* START *

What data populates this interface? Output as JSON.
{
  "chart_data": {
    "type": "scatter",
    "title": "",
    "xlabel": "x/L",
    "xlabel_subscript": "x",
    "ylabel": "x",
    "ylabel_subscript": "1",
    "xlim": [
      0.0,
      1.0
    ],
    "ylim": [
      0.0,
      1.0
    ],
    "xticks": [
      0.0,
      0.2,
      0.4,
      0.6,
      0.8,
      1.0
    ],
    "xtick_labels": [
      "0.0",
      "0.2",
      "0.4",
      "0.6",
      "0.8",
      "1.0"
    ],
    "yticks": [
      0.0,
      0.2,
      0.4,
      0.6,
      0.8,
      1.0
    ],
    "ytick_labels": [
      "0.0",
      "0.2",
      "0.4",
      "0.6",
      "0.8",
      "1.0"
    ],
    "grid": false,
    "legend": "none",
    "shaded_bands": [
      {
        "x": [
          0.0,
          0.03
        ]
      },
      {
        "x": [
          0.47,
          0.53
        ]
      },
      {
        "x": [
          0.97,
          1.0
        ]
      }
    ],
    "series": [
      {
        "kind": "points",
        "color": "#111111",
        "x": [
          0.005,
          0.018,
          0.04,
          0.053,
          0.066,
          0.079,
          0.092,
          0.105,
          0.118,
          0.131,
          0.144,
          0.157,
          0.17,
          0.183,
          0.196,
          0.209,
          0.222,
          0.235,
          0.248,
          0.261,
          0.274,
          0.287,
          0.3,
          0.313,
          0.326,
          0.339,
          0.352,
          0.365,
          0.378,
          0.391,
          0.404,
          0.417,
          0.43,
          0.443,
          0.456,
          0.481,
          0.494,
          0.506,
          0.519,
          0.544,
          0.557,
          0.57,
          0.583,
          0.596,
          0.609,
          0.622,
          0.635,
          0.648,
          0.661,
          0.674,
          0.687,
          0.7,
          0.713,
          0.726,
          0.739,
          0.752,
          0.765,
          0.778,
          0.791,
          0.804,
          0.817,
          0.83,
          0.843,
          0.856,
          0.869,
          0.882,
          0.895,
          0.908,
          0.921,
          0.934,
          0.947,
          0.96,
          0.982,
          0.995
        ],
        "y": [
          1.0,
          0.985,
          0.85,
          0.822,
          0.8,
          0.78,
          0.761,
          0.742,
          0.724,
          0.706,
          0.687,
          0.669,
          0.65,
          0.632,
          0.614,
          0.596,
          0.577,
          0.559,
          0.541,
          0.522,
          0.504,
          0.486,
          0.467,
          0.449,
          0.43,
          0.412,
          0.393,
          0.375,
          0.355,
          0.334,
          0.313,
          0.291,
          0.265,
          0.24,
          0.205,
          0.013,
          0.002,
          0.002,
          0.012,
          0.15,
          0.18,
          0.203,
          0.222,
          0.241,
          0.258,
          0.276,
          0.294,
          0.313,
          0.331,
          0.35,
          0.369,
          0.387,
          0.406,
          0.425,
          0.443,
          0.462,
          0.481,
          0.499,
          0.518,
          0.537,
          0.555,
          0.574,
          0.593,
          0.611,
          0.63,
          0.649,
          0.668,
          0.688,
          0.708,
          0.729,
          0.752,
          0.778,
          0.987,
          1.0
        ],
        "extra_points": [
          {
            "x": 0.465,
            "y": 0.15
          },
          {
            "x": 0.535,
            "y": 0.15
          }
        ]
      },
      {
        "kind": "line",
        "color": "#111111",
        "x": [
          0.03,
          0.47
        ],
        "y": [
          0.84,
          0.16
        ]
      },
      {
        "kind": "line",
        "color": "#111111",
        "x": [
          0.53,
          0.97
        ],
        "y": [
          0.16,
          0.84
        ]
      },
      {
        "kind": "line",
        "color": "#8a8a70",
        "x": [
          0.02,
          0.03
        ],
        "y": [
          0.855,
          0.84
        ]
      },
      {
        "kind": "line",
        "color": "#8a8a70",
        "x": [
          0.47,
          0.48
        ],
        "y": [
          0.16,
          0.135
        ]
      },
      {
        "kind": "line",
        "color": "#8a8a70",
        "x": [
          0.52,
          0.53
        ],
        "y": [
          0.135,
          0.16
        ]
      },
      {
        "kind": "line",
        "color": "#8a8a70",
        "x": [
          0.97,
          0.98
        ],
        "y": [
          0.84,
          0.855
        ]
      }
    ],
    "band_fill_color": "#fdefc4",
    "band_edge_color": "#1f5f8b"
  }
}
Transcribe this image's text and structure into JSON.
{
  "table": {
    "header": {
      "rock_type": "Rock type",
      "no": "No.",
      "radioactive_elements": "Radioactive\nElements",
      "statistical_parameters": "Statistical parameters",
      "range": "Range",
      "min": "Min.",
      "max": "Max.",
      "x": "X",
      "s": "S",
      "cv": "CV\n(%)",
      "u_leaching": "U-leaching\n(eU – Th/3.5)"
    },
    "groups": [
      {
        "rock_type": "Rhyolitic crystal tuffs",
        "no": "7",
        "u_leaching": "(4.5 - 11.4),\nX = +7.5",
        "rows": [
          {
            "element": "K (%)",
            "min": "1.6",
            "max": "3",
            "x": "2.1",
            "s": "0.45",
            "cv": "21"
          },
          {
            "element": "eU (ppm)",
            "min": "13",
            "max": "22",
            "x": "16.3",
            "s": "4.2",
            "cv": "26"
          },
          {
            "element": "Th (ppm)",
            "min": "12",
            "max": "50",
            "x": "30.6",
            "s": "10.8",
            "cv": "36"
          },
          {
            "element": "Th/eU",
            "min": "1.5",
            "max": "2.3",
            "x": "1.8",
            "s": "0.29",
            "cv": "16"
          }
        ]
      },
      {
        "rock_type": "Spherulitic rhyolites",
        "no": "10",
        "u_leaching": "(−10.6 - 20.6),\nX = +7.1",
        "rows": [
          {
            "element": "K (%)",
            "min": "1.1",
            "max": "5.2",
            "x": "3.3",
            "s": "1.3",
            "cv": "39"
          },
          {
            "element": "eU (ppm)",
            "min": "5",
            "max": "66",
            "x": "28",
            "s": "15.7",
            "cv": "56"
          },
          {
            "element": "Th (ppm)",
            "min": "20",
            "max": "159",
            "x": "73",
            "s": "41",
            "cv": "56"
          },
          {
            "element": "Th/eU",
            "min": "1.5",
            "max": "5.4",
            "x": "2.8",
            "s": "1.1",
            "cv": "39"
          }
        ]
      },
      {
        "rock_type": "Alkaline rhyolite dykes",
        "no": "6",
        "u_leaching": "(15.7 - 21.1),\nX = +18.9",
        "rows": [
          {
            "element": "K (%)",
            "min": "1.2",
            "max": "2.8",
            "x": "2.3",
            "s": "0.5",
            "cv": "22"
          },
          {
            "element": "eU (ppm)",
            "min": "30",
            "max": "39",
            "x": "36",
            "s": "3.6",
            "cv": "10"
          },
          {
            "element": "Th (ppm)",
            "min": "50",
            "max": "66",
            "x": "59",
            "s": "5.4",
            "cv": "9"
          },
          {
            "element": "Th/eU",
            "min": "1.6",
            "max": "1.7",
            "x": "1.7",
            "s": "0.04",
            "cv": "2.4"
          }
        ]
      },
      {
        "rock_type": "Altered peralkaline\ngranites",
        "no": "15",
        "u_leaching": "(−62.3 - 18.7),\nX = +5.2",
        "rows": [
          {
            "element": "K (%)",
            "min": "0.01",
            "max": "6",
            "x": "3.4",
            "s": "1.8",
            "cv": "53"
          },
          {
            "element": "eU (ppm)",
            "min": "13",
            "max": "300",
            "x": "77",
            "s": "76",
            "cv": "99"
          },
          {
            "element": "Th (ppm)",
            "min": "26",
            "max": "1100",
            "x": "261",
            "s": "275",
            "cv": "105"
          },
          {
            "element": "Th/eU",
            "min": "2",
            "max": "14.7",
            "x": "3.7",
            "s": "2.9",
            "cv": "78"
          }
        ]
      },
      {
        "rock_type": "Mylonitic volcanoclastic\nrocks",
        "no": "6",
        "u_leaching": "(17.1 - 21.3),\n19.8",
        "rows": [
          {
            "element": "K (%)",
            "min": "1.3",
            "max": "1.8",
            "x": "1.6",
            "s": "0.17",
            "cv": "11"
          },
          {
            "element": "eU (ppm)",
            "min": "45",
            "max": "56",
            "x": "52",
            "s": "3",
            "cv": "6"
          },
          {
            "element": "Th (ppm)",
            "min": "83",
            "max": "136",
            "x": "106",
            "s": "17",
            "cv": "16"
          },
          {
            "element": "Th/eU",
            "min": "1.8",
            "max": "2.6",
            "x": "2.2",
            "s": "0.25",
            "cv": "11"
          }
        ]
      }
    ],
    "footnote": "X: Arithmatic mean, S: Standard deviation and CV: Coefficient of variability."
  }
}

* END *

- Instruction:
Search the entries for "this" and copy out each line that has it.

- Answer to the problem:
What data populates this interface? Output as JSON.
Transcribe this image's text and structure into JSON.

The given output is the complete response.